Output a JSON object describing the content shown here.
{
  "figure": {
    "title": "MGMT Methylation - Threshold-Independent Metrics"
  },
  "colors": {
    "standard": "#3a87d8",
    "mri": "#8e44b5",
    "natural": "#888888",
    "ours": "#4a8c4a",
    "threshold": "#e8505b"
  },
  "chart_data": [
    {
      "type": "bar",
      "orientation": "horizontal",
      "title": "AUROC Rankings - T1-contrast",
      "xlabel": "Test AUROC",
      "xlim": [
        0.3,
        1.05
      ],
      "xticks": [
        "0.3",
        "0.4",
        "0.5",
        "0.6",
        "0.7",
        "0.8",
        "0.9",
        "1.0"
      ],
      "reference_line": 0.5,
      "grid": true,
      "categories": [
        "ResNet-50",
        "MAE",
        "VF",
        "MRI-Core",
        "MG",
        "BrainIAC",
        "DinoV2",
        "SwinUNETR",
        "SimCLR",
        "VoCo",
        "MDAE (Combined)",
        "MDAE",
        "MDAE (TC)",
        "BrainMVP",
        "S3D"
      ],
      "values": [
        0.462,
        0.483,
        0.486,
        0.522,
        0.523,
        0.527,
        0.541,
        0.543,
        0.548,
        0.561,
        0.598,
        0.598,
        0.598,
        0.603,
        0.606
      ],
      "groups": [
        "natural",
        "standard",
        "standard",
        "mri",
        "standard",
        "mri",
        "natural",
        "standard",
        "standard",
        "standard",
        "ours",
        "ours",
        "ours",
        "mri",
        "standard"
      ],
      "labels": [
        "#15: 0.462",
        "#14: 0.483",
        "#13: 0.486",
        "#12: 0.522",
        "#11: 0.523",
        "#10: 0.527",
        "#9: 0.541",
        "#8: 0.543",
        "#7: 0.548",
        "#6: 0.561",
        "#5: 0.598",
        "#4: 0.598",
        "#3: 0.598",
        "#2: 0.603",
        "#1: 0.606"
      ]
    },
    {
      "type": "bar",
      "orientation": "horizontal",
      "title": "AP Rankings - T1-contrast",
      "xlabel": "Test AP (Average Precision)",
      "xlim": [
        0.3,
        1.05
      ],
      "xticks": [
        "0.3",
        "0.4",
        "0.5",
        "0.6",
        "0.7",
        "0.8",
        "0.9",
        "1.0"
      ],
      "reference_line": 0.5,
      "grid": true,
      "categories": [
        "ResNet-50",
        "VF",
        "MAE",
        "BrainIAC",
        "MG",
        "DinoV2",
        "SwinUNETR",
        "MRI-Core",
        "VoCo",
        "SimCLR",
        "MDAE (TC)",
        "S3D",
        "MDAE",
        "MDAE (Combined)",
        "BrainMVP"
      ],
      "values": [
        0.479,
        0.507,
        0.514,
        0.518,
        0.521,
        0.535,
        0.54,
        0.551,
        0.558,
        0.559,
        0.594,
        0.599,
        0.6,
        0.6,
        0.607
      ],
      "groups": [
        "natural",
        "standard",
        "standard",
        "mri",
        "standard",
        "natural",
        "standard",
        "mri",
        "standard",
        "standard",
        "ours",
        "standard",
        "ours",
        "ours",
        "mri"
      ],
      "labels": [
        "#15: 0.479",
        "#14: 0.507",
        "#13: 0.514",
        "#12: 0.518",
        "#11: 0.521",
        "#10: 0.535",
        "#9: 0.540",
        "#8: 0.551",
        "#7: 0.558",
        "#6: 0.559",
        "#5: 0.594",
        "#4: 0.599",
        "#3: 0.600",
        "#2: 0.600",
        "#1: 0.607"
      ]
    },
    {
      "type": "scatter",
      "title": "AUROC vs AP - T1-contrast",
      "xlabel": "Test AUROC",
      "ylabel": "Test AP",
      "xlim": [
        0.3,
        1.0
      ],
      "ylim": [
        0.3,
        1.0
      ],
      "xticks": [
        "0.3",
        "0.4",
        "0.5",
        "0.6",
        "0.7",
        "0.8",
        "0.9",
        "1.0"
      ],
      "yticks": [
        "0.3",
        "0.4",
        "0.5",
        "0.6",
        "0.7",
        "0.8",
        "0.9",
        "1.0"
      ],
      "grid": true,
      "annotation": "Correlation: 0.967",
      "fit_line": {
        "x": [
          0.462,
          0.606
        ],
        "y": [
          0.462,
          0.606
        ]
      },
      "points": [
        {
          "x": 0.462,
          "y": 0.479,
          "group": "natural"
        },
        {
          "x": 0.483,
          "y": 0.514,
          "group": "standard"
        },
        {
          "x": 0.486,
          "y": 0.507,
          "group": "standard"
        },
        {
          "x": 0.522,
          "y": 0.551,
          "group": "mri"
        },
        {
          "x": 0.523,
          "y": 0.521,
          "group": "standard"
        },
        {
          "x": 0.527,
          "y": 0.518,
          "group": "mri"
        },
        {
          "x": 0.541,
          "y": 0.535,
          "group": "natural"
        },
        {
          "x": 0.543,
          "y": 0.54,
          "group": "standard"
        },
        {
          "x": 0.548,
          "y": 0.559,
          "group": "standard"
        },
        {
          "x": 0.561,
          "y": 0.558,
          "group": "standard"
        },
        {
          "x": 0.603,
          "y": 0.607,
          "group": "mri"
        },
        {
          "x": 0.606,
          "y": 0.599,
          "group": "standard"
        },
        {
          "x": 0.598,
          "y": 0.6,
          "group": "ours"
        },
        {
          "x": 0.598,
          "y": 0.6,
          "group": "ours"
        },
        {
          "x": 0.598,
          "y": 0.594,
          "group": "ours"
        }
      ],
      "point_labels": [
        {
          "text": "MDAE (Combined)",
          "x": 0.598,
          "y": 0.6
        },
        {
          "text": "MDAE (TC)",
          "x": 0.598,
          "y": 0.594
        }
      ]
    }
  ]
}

######

» **TASK DETAILS**:
Print the material once more, exactly.

» **REPLY TO THE EXERCISE**:
Output a JSON object describing the content shown here.
{
  "figure": {
    "title": "MGMT Methylation - Threshold-Independent Metrics"
  },
  "colors": {
    "standard": "#3a87d8",
    "mri": "#8e44b5",
    "natural": "#888888",
    "ours": "#4a8c4a",
    "threshold": "#e8505b"
  },
  "chart_data": [
    {
      "type": "bar",
      "orientation": "horizontal",
      "title": "AUROC Rankings - T1-contrast",
      "xlabel": "Test AUROC",
      "xlim": [
        0.3,
        1.05
      ],
      "xticks": [
        "0.3",
        "0.4",
        "0.5",
        "0.6",
        "0.7",
        "0.8",
        "0.9",
        "1.0"
      ],
      "reference_line": 0.5,
      "grid": true,
      "categories": [
        "ResNet-50",
        "MAE",
        "VF",
        "MRI-Core",
        "MG",
        "BrainIAC",
        "DinoV2",
        "SwinUNETR",
        "SimCLR",
        "VoCo",
        "MDAE (Combined)",
        "MDAE",
        "MDAE (TC)",
        "BrainMVP",
        "S3D"
      ],
      "values": [
        0.462,
        0.483,
        0.486,
        0.522,
        0.523,
        0.527,
        0.541,
        0.543,
        0.548,
        0.561,
        0.598,
        0.598,
        0.598,
        0.603,
        0.606
      ],
      "groups": [
        "natural",
        "standard",
        "standard",
        "mri",
        "standard",
        "mri",
        "natural",
        "standard",
        "standard",
        "standard",
        "ours",
        "ours",
        "ours",
        "mri",
        "standard"
      ],
      "labels": [
        "#15: 0.462",
        "#14: 0.483",
        "#13: 0.486",
        "#12: 0.522",
        "#11: 0.523",
        "#10: 0.527",
        "#9: 0.541",
        "#8: 0.543",
        "#7: 0.548",
        "#6: 0.561",
        "#5: 0.598",
        "#4: 0.598",
        "#3: 0.598",
        "#2: 0.603",
        "#1: 0.606"
      ]
    },
    {
      "type": "bar",
      "orientation": "horizontal",
      "title": "AP Rankings - T1-contrast",
      "xlabel": "Test AP (Average Precision)",
      "xlim": [
        0.3,
        1.05
      ],
      "xticks": [
        "0.3",
        "0.4",
        "0.5",
        "0.6",
        "0.7",
        "0.8",
        "0.9",
        "1.0"
      ],
      "reference_line": 0.5,
      "grid": true,
      "categories": [
        "ResNet-50",
        "VF",
        "MAE",
        "BrainIAC",
        "MG",
        "DinoV2",
        "SwinUNETR",
        "MRI-Core",
        "VoCo",
        "SimCLR",
        "MDAE (TC)",
        "S3D",
        "MDAE",
        "MDAE (Combined)",
        "BrainMVP"
      ],
      "values": [
        0.479,
        0.507,
        0.514,
        0.518,
        0.521,
        0.535,
        0.54,
        0.551,
        0.558,
        0.559,
        0.594,
        0.599,
        0.6,
        0.6,
        0.607
      ],
      "groups": [
        "natural",
        "standard",
        "standard",
        "mri",
        "standard",
        "natural",
        "standard",
        "mri",
        "standard",
        "standard",
        "ours",
        "standard",
        "ours",
        "ours",
        "mri"
      ],
      "labels": [
        "#15: 0.479",
        "#14: 0.507",
        "#13: 0.514",
        "#12: 0.518",
        "#11: 0.521",
        "#10: 0.535",
        "#9: 0.540",
        "#8: 0.551",
        "#7: 0.558",
        "#6: 0.559",
        "#5: 0.594",
        "#4: 0.599",
        "#3: 0.600",
        "#2: 0.600",
        "#1: 0.607"
      ]
    },
    {
      "type": "scatter",
      "title": "AUROC vs AP - T1-contrast",
      "xlabel": "Test AUROC",
      "ylabel": "Test AP",
      "xlim": [
        0.3,
        1.0
      ],
      "ylim": [
        0.3,
        1.0
      ],
      "xticks": [
        "0.3",
        "0.4",
        "0.5",
        "0.6",
        "0.7",
        "0.8",
        "0.9",
        "1.0"
      ],
      "yticks": [
        "0.3",
        "0.4",
        "0.5",
        "0.6",
        "0.7",
        "0.8",
        "0.9",
        "1.0"
      ],
      "grid": true,
      "annotation": "Correlation: 0.967",
      "fit_line": {
        "x": [
          0.462,
          0.606
        ],
        "y": [
          0.462,
          0.606
        ]
      },
      "points": [
        {
          "x": 0.462,
          "y": 0.479,
          "group": "natural"
        },
        {
          "x": 0.483,
          "y": 0.514,
          "group": "standard"
        },
        {
          "x": 0.486,
          "y": 0.507,
          "group": "standard"
        },
        {
          "x": 0.522,
          "y": 0.551,
          "group": "mri"
        },
        {
          "x": 0.523,
          "y": 0.521,
          "group": "standard"
        },
        {
          "x": 0.527,
          "y": 0.518,
          "group": "mri"
        },
        {
          "x": 0.541,
          "y": 0.535,
          "group": "natural"
        },
        {
          "x": 0.543,
          "y": 0.54,
          "group": "standard"
        },
        {
          "x": 0.548,
          "y": 0.559,
          "group": "standard"
        },
        {
          "x": 0.561,
          "y": 0.558,
          "group": "standard"
        },
        {
          "x": 0.603,
          "y": 0.607,
          "group": "mri"
        },
        {
          "x": 0.606,
          "y": 0.599,
          "group": "standard"
        },
        {
          "x": 0.598,
          "y": 0.6,
          "group": "ours"
        },
        {
          "x": 0.598,
          "y": 0.6,
          "group": "ours"
        },
        {
          "x": 0.598,
          "y": 0.594,
          "group": "ours"
        }
      ],
      "point_labels": [
        {
          "text": "MDAE (Combined)",
          "x": 0.598,
          "y": 0.6
        },
        {
          "text": "MDAE (TC)",
          "x": 0.598,
          "y": 0.594
        }
      ]
    }
  ]
}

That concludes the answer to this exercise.